Goal: In the data below, copy out the lines from the one containing "vendor-field[interactable]: Qatar Aluminium" through the one containing "chat-icon[interactable] (2178, 0, 2214, 65)", with both of those lines included.

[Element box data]
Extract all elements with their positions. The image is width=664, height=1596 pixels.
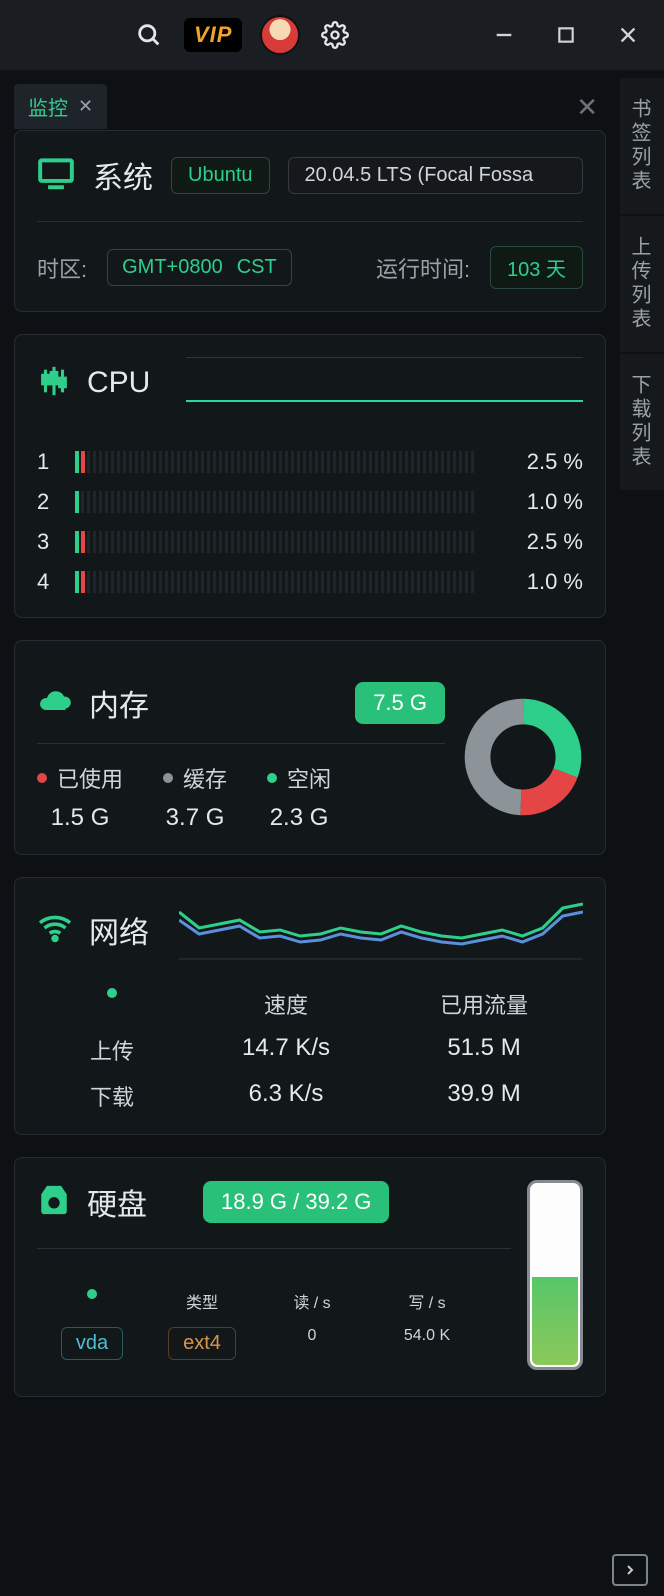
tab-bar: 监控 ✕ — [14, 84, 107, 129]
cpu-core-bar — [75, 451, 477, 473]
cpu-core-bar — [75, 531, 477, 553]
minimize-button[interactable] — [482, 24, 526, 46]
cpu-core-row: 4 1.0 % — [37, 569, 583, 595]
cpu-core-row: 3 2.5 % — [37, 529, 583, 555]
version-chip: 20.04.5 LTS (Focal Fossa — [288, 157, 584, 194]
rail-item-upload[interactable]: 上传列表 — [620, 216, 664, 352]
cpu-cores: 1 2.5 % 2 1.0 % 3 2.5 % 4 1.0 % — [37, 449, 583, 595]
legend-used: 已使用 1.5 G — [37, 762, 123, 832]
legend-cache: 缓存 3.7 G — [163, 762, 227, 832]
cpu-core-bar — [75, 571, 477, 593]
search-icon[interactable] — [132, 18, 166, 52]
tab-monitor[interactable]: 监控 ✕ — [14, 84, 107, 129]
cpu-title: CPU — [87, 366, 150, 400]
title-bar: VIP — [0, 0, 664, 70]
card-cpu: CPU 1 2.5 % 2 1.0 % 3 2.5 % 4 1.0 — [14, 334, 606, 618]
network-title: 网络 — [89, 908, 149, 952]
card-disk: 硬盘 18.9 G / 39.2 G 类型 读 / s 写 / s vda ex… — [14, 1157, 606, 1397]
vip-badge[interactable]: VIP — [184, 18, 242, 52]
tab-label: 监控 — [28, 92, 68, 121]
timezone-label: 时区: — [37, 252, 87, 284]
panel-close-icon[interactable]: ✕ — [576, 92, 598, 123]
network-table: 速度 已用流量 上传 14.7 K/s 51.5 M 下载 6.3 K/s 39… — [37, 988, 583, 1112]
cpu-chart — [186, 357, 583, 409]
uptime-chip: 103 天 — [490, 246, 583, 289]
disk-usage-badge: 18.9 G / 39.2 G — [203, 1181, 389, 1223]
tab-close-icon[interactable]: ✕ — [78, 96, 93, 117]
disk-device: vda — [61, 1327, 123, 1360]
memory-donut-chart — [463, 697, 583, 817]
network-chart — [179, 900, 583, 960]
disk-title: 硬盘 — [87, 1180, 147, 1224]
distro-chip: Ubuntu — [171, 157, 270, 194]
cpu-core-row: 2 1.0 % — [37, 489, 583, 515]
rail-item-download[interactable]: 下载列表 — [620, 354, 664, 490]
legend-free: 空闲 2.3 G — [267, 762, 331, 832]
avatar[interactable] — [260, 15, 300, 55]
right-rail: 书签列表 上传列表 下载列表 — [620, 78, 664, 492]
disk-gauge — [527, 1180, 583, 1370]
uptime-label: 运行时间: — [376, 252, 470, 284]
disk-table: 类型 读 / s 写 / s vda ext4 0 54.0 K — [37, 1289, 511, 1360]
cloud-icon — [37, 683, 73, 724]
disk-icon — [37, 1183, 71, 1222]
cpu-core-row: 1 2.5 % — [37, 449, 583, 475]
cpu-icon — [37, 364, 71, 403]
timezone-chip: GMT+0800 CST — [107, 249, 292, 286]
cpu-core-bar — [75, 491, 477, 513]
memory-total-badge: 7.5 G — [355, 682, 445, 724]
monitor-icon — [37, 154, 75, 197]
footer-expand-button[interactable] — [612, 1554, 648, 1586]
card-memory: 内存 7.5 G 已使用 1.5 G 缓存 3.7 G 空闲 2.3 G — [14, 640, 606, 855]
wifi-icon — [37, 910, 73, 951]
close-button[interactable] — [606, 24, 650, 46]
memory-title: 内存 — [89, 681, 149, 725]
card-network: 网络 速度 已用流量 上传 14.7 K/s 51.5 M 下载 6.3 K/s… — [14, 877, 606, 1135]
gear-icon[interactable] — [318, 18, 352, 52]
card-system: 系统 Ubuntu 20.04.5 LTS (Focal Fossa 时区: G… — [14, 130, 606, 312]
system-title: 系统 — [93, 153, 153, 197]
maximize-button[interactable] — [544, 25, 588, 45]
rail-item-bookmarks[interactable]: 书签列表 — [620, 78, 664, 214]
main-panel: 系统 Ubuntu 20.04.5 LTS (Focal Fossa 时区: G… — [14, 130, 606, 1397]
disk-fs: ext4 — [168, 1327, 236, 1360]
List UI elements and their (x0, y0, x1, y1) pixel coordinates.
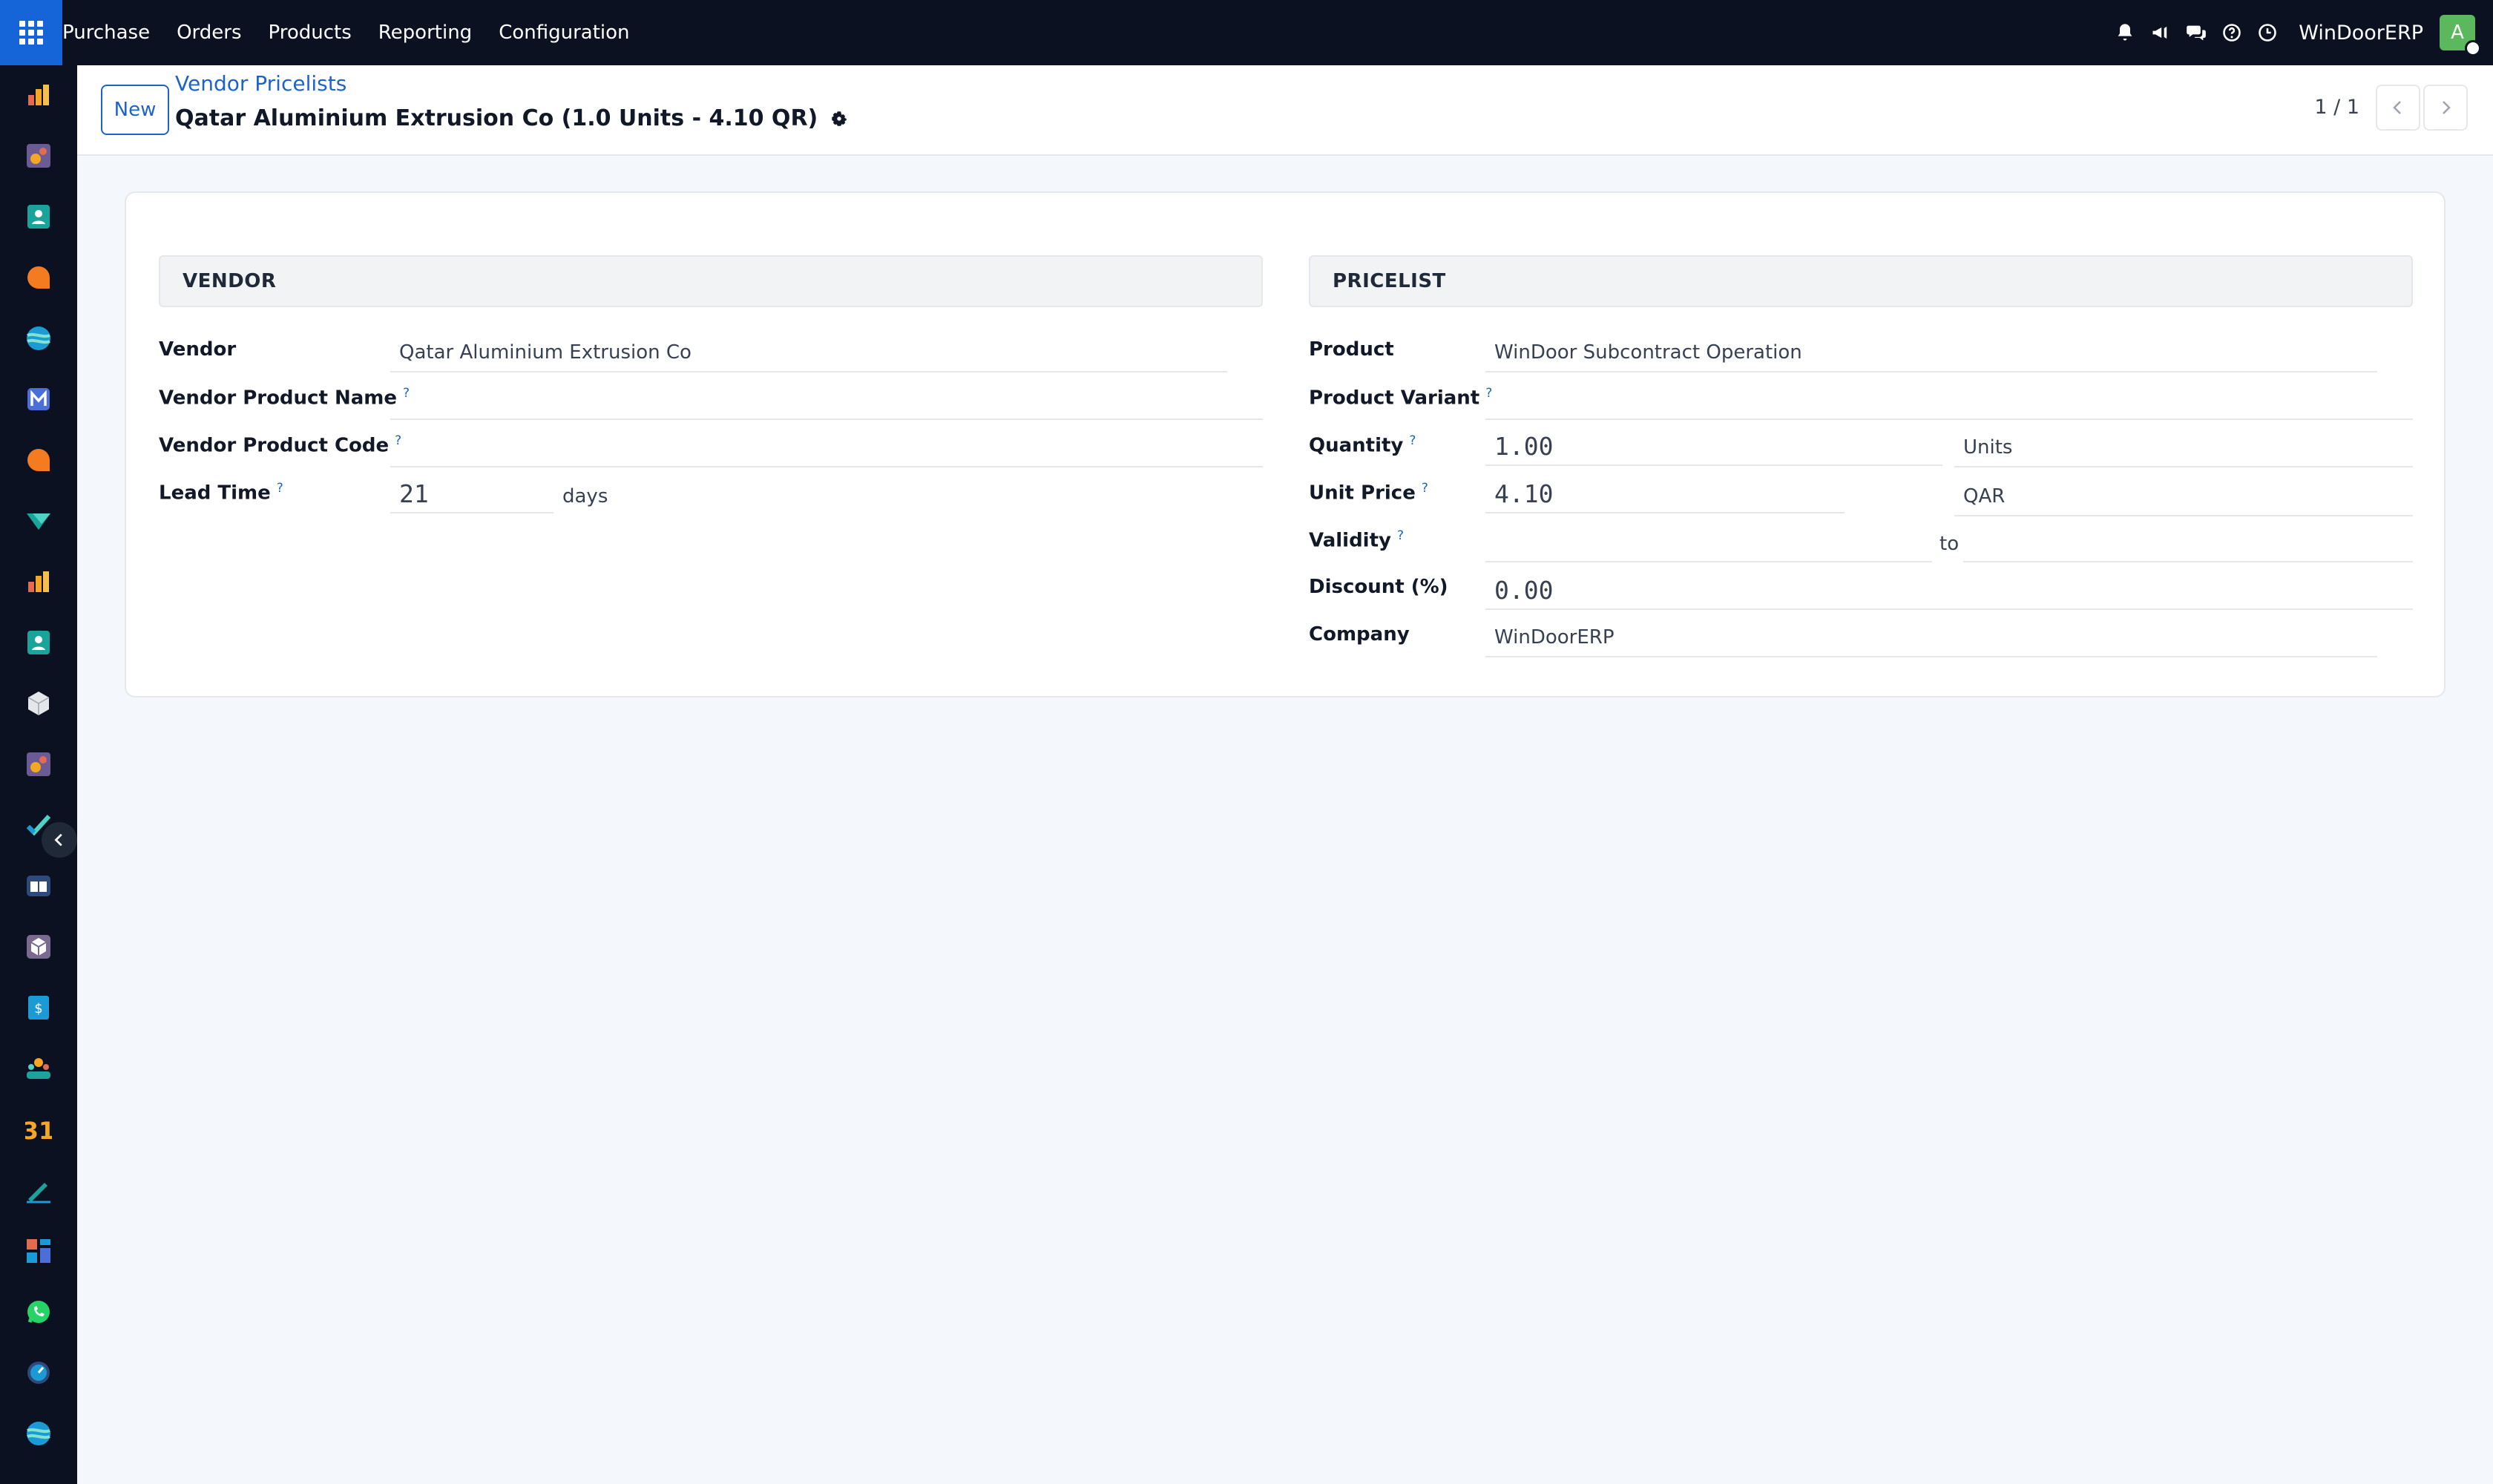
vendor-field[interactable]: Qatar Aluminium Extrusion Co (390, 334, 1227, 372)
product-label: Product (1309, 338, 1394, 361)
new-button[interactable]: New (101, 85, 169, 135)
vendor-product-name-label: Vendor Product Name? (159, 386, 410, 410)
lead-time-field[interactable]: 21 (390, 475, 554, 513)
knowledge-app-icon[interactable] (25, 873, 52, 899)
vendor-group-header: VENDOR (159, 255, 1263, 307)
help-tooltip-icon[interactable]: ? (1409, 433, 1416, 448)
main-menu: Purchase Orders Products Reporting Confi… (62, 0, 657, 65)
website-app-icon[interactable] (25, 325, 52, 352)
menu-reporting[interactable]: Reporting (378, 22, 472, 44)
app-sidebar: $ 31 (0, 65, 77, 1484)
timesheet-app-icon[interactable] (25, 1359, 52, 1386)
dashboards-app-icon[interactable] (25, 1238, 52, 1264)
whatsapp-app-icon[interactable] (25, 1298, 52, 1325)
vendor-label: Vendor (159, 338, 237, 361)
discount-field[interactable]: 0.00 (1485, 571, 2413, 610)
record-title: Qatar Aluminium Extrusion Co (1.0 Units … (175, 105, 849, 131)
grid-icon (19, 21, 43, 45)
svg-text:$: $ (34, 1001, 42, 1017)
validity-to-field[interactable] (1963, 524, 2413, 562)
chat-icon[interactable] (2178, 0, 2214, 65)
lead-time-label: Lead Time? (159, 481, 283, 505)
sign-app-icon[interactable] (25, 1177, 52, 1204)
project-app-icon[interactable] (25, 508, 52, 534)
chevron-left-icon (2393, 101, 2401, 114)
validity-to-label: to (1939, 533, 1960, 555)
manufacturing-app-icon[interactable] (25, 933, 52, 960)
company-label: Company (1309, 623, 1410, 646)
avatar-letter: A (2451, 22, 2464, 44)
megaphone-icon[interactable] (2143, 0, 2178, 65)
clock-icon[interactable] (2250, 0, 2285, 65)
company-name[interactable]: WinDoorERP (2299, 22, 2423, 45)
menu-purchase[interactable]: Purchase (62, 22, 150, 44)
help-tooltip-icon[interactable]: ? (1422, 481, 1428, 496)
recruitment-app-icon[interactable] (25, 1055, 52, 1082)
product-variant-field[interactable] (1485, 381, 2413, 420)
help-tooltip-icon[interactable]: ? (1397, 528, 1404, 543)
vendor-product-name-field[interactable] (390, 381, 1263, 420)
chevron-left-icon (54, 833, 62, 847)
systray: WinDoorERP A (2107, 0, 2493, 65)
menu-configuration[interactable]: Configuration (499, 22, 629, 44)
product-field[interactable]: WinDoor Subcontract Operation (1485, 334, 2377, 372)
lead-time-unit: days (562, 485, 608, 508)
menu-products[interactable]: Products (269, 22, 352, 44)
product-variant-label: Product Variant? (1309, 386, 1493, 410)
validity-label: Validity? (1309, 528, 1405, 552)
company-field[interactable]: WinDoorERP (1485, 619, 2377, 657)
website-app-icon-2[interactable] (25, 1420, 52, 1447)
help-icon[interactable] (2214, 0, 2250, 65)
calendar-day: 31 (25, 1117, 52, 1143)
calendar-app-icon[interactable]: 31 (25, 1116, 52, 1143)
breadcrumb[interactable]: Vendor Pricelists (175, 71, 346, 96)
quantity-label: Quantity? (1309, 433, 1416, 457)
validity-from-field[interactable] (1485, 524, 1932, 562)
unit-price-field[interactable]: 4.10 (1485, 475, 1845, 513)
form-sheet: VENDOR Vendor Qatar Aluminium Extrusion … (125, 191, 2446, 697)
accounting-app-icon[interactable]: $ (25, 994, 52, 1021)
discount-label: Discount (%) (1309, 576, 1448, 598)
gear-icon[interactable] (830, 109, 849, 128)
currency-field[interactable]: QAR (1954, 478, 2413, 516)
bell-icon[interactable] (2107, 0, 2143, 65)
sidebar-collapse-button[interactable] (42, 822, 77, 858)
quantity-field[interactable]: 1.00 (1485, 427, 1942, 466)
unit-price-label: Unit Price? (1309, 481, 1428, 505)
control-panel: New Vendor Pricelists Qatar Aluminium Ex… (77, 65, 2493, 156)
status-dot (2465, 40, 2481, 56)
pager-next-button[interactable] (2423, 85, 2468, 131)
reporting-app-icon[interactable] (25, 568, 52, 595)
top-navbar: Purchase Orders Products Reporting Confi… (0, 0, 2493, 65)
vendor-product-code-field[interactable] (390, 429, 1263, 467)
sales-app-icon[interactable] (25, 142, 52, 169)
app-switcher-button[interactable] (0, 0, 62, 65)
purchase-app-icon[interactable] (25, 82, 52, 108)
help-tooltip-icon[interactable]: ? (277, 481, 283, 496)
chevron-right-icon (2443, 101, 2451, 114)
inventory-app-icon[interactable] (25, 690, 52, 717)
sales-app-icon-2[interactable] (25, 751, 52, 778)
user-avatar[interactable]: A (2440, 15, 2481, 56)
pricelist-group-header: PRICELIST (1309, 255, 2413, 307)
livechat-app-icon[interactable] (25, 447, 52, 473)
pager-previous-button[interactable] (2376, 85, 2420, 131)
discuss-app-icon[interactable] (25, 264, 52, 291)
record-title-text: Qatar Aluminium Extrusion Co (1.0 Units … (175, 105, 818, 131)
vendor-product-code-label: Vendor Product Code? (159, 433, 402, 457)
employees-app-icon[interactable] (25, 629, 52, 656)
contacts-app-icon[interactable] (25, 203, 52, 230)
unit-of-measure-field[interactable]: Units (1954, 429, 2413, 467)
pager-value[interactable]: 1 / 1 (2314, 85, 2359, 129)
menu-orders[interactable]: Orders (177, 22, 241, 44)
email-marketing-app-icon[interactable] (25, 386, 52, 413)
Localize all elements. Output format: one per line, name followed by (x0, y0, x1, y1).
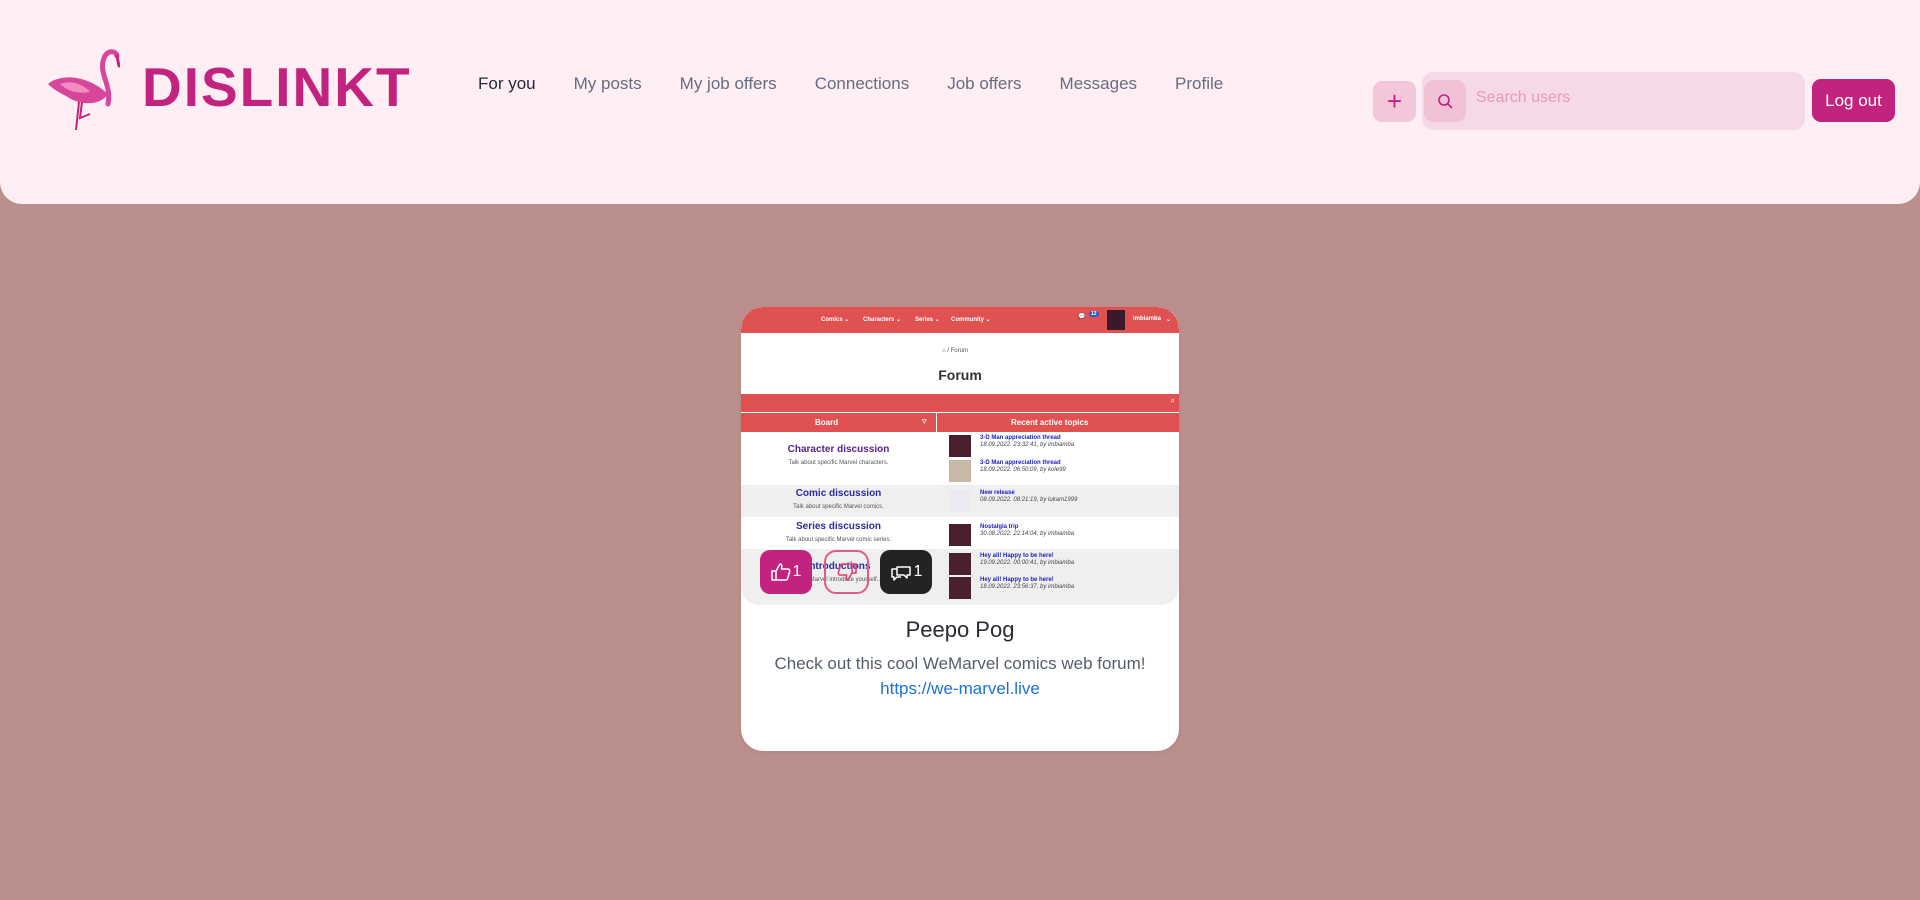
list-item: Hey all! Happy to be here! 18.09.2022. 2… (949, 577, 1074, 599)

Final result:
vendor-field[interactable]: Qatar Aluminium Extrusion Co (390, 334, 1227, 372)
product-label: Product (1309, 338, 1394, 361)
new-button[interactable]: New (101, 85, 169, 135)
vendor-product-name-label: Vendor Product Name? (159, 386, 410, 410)
lead-time-field[interactable]: 21 (390, 475, 554, 513)
knowledge-app-icon[interactable] (25, 873, 52, 899)
vendor-group-header: VENDOR (159, 255, 1263, 307)
help-tooltip-icon[interactable]: ? (1409, 433, 1416, 448)
main-menu: Purchase Orders Products Reporting Confi… (62, 0, 657, 65)
website-app-icon[interactable] (25, 325, 52, 352)
menu-reporting[interactable]: Reporting (378, 22, 472, 44)
app-sidebar: $ 31 (0, 65, 77, 1484)
timesheet-app-icon[interactable] (25, 1359, 52, 1386)
dashboards-app-icon[interactable] (25, 1238, 52, 1264)
whatsapp-app-icon[interactable] (25, 1298, 52, 1325)
vendor-label: Vendor (159, 338, 237, 361)
discount-field[interactable]: 0.00 (1485, 571, 2413, 610)
record-title: Qatar Aluminium Extrusion Co (1.0 Units … (175, 105, 849, 131)
grid-icon (19, 21, 43, 45)
svg-text:$: $ (34, 1001, 42, 1017)
validity-to-field[interactable] (1963, 524, 2413, 562)
chat-icon[interactable] (2178, 0, 2214, 65)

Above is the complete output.